GIVEN INSTRUCTION: Write the records below out again exactly as given, with no images.

DATA EXTRACT:
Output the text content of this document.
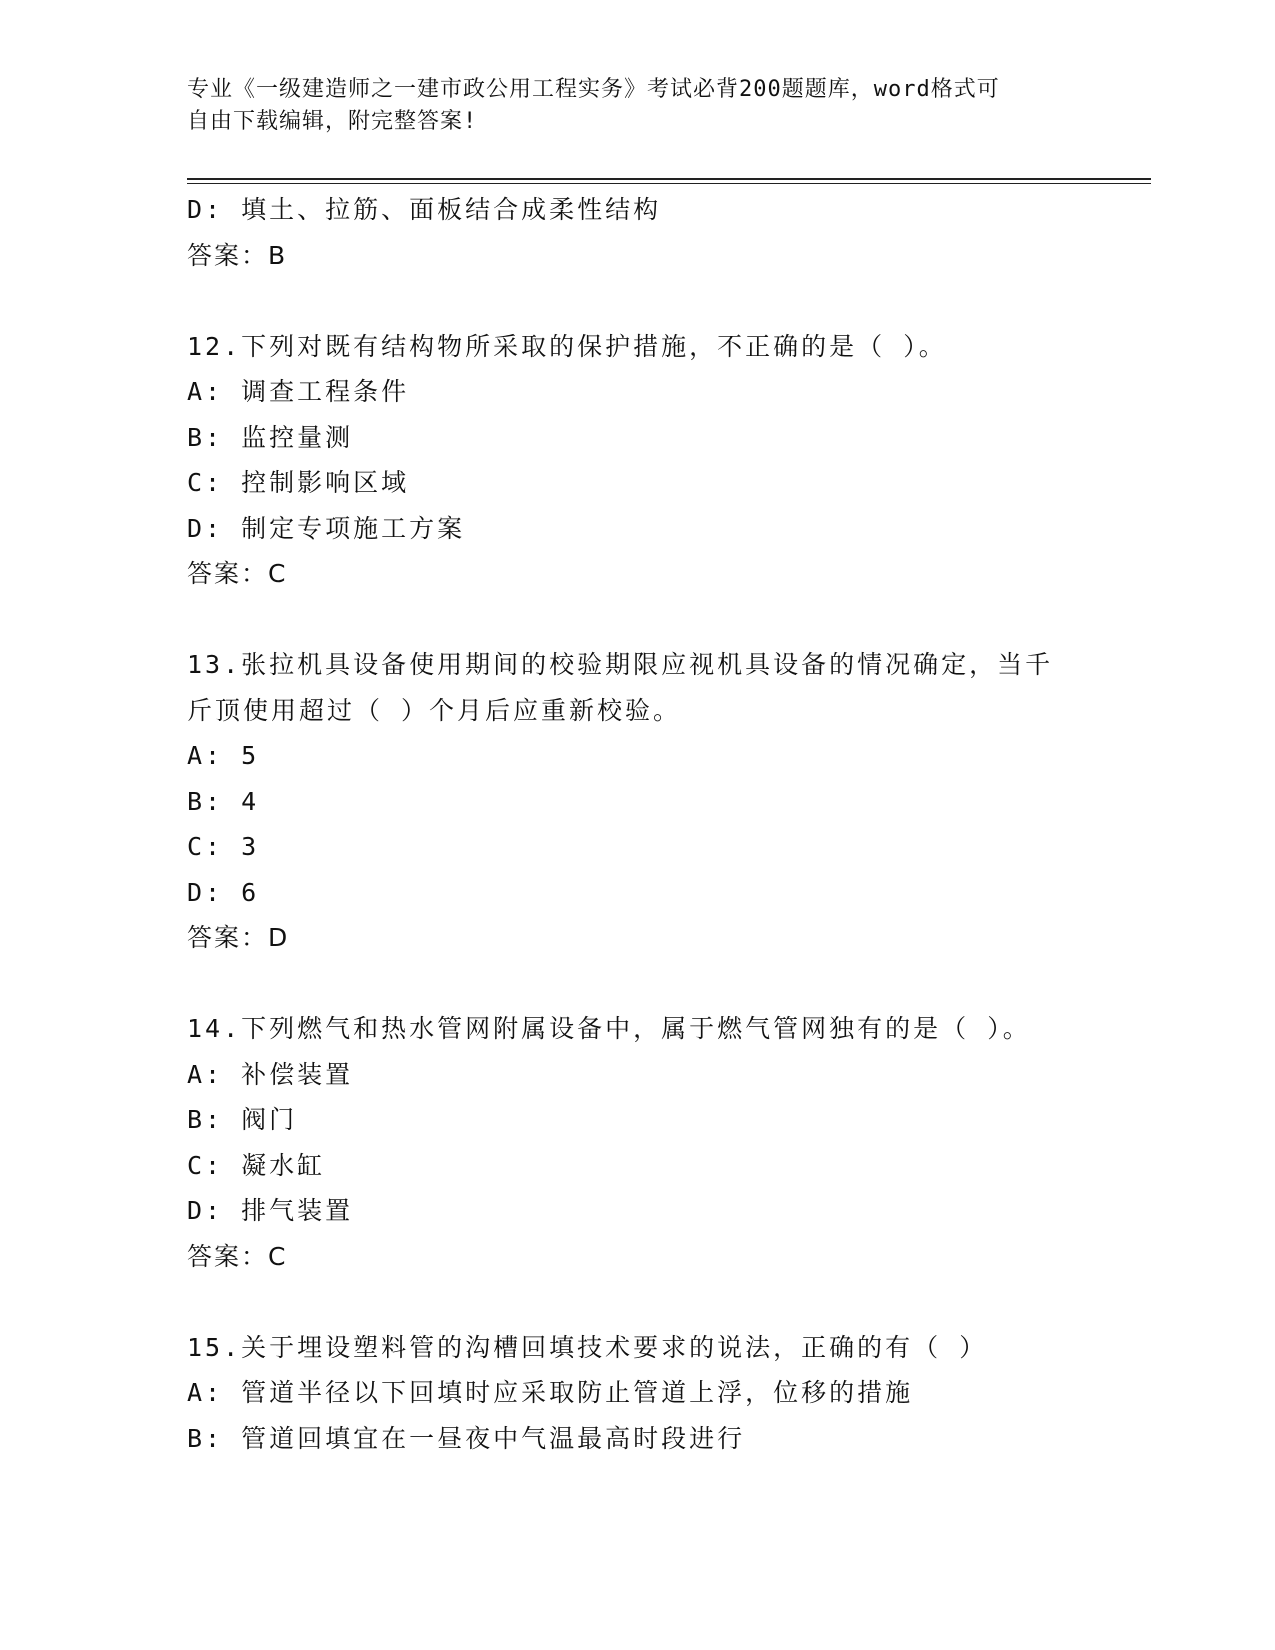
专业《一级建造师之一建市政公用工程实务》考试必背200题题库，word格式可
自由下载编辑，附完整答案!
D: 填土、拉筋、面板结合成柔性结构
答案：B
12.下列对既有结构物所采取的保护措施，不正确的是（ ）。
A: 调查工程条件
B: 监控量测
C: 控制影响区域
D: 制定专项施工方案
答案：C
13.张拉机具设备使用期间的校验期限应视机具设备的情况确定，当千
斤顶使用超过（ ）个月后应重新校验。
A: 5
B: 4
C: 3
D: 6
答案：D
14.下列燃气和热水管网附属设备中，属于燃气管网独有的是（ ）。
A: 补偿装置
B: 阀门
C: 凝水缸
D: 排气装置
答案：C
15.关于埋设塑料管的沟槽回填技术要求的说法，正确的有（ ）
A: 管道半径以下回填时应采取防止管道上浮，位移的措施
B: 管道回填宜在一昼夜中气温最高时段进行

SOLUTION:
Output the text content of this document.
专业《一级建造师之一建市政公用工程实务》考试必背200题题库，word格式可
自由下载编辑，附完整答案!
D: 填土、拉筋、面板结合成柔性结构
答案：B
12.下列对既有结构物所采取的保护措施，不正确的是（ ）。
A: 调查工程条件
B: 监控量测
C: 控制影响区域
D: 制定专项施工方案
答案：C
13.张拉机具设备使用期间的校验期限应视机具设备的情况确定，当千
斤顶使用超过（ ）个月后应重新校验。
A: 5
B: 4
C: 3
D: 6
答案：D
14.下列燃气和热水管网附属设备中，属于燃气管网独有的是（ ）。
A: 补偿装置
B: 阀门
C: 凝水缸
D: 排气装置
答案：C
15.关于埋设塑料管的沟槽回填技术要求的说法，正确的有（ ）
A: 管道半径以下回填时应采取防止管道上浮，位移的措施
B: 管道回填宜在一昼夜中气温最高时段进行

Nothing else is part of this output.